**The exercise**
From the listing below, pick out each line with the word "caption".

Excerpts from a figure dataset:

---

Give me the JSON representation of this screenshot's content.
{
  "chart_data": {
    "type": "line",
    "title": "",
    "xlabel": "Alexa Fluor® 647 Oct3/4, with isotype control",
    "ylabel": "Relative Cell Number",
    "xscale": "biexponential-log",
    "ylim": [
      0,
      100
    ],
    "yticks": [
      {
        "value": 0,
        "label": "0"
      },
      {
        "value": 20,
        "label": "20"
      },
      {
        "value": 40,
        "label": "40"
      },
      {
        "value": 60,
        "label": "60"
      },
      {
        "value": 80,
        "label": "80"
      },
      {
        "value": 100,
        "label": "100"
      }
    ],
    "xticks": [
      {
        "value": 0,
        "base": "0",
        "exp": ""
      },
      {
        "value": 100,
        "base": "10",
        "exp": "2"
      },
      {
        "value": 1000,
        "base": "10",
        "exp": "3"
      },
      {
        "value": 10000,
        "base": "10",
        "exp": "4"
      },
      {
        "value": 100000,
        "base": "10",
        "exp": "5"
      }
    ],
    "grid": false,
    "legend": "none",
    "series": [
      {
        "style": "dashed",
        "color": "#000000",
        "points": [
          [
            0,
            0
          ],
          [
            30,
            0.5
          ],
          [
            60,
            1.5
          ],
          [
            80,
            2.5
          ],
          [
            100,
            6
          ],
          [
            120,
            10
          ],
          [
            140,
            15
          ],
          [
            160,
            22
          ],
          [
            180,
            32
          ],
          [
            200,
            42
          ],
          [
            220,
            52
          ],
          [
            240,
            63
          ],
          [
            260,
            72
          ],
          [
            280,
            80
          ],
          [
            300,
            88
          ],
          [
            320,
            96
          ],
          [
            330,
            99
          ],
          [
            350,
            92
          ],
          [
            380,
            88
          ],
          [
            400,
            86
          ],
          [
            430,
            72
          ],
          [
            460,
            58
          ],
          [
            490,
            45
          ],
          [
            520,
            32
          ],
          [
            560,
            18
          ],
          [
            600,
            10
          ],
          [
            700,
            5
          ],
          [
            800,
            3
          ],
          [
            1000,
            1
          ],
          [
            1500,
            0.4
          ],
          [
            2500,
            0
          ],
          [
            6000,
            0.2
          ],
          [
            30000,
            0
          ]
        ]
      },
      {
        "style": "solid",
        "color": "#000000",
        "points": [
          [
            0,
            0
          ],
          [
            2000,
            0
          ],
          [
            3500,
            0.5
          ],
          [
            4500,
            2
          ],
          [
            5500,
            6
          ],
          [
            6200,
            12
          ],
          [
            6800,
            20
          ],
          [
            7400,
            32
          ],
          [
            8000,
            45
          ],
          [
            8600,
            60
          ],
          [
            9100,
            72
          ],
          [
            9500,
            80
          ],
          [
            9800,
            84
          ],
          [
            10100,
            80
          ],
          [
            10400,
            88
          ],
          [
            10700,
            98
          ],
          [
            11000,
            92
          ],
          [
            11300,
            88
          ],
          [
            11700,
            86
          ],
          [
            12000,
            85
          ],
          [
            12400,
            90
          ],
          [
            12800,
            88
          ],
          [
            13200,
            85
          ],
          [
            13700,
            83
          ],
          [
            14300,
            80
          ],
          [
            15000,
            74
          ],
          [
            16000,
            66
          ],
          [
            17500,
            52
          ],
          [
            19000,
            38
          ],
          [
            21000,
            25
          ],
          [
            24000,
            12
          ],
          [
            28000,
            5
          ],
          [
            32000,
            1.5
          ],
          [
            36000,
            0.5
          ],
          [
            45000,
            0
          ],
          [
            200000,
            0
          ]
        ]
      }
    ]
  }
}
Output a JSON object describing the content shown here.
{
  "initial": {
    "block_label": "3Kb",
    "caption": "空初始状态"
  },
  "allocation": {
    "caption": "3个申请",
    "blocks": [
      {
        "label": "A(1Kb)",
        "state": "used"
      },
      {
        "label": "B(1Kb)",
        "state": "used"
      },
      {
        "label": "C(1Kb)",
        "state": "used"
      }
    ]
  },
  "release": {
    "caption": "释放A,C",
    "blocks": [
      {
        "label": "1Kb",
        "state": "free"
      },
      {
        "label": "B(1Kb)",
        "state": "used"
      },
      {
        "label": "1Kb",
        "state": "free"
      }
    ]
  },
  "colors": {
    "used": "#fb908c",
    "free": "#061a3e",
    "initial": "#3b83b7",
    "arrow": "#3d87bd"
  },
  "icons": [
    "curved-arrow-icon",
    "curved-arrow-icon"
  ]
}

---

**Final answer**
    "caption": "空初始状态"
    "caption": "3个申请",
    "caption": "释放A,C",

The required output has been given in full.